- DETALLES DE LA TAREA
Extrae del fragmento sobre el dolor psicológico el tramo que va desde "Uno de los costes" hasta "lugar para hacerlo.". Cópialo literalmente, sin alterar ni una palabra.

:: FRAGMENTO EXTRAÍDO ::

Igor Fernández
Psicólogo
PSICOLOGÍA

Síntomas

Pocas cosas son tan humanas como tratar de evitar el dolor psicológico, y que esto suceda con la mayor celeridad posible. En una vida atareada, además, hay poco tiempo para arreglar realmente las cosas, así que al menos que no duelan. Y es que bajar al barro no es plato de buen gusto para nadie, y nos conformamos con ‘ir tirando’. Puede que no tengamos más opción, en muchas ocasiones, que apretar los dientes, tragar saliva y tirar ‘palante’, ya que ni mucho menos todo cae bajo nuestro control, ni nuestros recursos lo pueden todo. Todo es una palabra demasiado grande como para abarcarla, así que lo que nos queda es ir adaptándonos como podamos.

Uno de los costes que tiene la vida, lo que nos desgasta mientras la caminamos, es precisamente la impotencia y su gestión, lo finitos, limitados y escasos que somos en ocasiones para hacer que nuestro entorno cambie, las relaciones cambien o incluso nosotros mismos, nosotras mismas, lo hagamos. Es frustrante necesitar –no solo desear– que ese cambio se dé e intentar, e intentar y no lograrlo, máxime si el tema entre manos es de relevancia. Así que en algunas de esas ocasiones no nos queda más remedio que rendirnos ante la evidencia, la oposición o la carencia irreparable para seguir adelante y colocar esa ‘derrota’ en algún lugar para hacerlo.

:::
:: DATOS SIN PROCESAR ::

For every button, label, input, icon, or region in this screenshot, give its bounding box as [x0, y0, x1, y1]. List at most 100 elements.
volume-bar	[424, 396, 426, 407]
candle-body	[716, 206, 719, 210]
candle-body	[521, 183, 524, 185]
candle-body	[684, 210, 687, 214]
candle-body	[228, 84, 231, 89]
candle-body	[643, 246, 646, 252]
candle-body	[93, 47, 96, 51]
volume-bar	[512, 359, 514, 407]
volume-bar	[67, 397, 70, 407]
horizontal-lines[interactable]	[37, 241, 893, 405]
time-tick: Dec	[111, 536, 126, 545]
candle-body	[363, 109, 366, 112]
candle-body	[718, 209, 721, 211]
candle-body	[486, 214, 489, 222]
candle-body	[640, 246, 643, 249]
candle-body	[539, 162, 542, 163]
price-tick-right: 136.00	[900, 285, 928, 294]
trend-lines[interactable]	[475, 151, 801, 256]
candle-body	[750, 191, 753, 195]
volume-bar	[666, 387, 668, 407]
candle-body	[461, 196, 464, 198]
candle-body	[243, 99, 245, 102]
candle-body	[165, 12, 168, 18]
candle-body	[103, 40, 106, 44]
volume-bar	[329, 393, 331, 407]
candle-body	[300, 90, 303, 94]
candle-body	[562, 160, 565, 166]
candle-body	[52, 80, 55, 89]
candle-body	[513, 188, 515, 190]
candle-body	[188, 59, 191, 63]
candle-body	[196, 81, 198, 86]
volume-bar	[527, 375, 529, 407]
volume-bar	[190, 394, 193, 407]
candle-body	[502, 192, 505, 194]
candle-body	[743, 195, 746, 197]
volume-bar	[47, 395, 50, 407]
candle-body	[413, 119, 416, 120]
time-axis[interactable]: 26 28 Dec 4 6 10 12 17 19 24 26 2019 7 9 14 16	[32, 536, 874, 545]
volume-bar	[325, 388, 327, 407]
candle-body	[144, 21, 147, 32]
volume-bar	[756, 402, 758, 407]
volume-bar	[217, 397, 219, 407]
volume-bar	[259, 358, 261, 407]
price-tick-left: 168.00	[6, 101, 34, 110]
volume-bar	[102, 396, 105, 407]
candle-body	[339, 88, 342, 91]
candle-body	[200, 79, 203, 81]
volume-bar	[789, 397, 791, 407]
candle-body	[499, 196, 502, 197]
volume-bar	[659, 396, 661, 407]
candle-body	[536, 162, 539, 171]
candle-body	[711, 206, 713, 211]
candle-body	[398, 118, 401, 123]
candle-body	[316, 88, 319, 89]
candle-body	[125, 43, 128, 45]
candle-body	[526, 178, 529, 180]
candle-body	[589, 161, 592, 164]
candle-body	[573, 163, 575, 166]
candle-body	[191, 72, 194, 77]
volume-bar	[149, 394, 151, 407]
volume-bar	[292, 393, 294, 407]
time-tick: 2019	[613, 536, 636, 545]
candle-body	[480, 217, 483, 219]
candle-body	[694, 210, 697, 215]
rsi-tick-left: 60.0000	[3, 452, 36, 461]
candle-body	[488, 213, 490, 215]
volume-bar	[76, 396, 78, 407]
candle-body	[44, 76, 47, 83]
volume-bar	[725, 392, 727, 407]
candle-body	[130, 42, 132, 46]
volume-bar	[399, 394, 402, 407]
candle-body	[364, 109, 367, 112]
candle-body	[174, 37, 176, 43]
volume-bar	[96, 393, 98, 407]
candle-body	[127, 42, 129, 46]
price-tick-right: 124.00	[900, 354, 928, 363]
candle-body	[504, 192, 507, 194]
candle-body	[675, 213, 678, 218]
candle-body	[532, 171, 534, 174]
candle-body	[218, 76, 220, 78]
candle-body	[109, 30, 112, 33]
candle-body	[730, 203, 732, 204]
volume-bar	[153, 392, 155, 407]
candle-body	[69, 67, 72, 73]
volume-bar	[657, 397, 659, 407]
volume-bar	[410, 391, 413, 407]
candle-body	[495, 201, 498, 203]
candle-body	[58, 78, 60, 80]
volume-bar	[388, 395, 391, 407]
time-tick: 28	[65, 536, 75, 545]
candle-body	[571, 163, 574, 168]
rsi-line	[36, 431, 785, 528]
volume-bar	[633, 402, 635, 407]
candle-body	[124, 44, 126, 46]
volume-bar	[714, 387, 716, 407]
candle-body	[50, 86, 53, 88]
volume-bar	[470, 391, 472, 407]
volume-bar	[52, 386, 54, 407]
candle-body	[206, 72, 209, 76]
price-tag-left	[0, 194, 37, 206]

:::

- RESULTADO DEL EJERCICIO
Uno de los costes que tiene la vida, lo que nos desgasta mientras la caminamos, es precisamente la impotencia y su gestión, lo finitos, limitados y escasos que somos en ocasiones para hacer que nuestro entorno cambie, las relaciones cambien o incluso nosotros mismos, nosotras mismas, lo hagamos. Es frustrante necesitar –no solo desear– que ese cambio se dé e intentar, e intentar y no lograrlo, máxime si el tema entre manos es de relevancia. Así que en algunas de esas ocasiones no nos queda más remedio que rendirnos ante la evidencia, la oposición o la carencia irreparable para seguir adelante y colocar esa ‘derrota’ en algún lugar para hacerlo.